§ Task prompt
Write out the entries below once more, exactly.

Records excerpted from a collection:
-- Begin --
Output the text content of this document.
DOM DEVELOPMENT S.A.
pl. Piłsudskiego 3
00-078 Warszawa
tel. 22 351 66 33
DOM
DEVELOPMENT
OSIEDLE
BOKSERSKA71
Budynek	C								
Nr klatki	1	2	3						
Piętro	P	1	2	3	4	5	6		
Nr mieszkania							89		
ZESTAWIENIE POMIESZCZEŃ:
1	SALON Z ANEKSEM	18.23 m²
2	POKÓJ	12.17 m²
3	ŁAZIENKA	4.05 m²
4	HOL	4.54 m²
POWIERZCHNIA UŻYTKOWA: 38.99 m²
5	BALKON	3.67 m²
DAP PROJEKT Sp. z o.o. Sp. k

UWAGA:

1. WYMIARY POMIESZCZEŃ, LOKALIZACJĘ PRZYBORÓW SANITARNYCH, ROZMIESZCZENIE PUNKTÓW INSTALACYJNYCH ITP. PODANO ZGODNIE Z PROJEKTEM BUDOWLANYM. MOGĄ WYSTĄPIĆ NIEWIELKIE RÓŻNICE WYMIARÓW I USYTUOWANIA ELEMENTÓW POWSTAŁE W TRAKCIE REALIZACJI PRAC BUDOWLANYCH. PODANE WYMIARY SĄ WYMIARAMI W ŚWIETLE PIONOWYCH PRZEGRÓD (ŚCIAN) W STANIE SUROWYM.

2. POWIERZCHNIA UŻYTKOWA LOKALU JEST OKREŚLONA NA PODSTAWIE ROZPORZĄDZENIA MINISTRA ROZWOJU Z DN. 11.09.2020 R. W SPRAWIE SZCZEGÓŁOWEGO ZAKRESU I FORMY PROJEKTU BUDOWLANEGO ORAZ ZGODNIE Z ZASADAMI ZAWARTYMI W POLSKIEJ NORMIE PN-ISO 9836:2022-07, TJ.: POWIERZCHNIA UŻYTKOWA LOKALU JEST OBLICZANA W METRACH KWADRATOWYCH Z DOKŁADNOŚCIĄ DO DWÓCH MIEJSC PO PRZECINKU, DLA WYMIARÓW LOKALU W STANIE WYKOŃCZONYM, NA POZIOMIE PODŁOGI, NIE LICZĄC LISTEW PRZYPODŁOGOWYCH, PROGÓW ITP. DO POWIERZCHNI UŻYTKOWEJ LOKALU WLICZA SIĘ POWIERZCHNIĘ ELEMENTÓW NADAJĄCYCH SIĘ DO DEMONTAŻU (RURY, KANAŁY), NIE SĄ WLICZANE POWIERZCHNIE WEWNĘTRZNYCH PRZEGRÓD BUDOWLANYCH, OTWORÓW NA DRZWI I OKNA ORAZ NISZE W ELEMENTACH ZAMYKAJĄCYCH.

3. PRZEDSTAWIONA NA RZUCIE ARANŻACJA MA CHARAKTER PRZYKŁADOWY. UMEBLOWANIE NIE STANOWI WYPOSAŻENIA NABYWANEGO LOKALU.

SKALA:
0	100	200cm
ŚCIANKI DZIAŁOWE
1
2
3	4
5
-- End --
§ Reply to the exercise
Output the text content of this document.
DOM DEVELOPMENT S.A.
pl. Piłsudskiego 3
00-078 Warszawa
tel. 22 351 66 33
DOM
DEVELOPMENT
OSIEDLE
BOKSERSKA71
Budynek	C								
Nr klatki	1	2	3						
Piętro	P	1	2	3	4	5	6		
Nr mieszkania							89		
ZESTAWIENIE POMIESZCZEŃ:
1	SALON Z ANEKSEM	18.23 m²
2	POKÓJ	12.17 m²
3	ŁAZIENKA	4.05 m²
4	HOL	4.54 m²
POWIERZCHNIA UŻYTKOWA: 38.99 m²
5	BALKON	3.67 m²
DAP PROJEKT Sp. z o.o. Sp. k

UWAGA:

1. WYMIARY POMIESZCZEŃ, LOKALIZACJĘ PRZYBORÓW SANITARNYCH, ROZMIESZCZENIE PUNKTÓW INSTALACYJNYCH ITP. PODANO ZGODNIE Z PROJEKTEM BUDOWLANYM. MOGĄ WYSTĄPIĆ NIEWIELKIE RÓŻNICE WYMIARÓW I USYTUOWANIA ELEMENTÓW POWSTAŁE W TRAKCIE REALIZACJI PRAC BUDOWLANYCH. PODANE WYMIARY SĄ WYMIARAMI W ŚWIETLE PIONOWYCH PRZEGRÓD (ŚCIAN) W STANIE SUROWYM.

2. POWIERZCHNIA UŻYTKOWA LOKALU JEST OKREŚLONA NA PODSTAWIE ROZPORZĄDZENIA MINISTRA ROZWOJU Z DN. 11.09.2020 R. W SPRAWIE SZCZEGÓŁOWEGO ZAKRESU I FORMY PROJEKTU BUDOWLANEGO ORAZ ZGODNIE Z ZASADAMI ZAWARTYMI W POLSKIEJ NORMIE PN-ISO 9836:2022-07, TJ.: POWIERZCHNIA UŻYTKOWA LOKALU JEST OBLICZANA W METRACH KWADRATOWYCH Z DOKŁADNOŚCIĄ DO DWÓCH MIEJSC PO PRZECINKU, DLA WYMIARÓW LOKALU W STANIE WYKOŃCZONYM, NA POZIOMIE PODŁOGI, NIE LICZĄC LISTEW PRZYPODŁOGOWYCH, PROGÓW ITP. DO POWIERZCHNI UŻYTKOWEJ LOKALU WLICZA SIĘ POWIERZCHNIĘ ELEMENTÓW NADAJĄCYCH SIĘ DO DEMONTAŻU (RURY, KANAŁY), NIE SĄ WLICZANE POWIERZCHNIE WEWNĘTRZNYCH PRZEGRÓD BUDOWLANYCH, OTWORÓW NA DRZWI I OKNA ORAZ NISZE W ELEMENTACH ZAMYKAJĄCYCH.

3. PRZEDSTAWIONA NA RZUCIE ARANŻACJA MA CHARAKTER PRZYKŁADOWY. UMEBLOWANIE NIE STANOWI WYPOSAŻENIA NABYWANEGO LOKALU.

SKALA:
0	100	200cm
ŚCIANKI DZIAŁOWE
1
2
3	4
5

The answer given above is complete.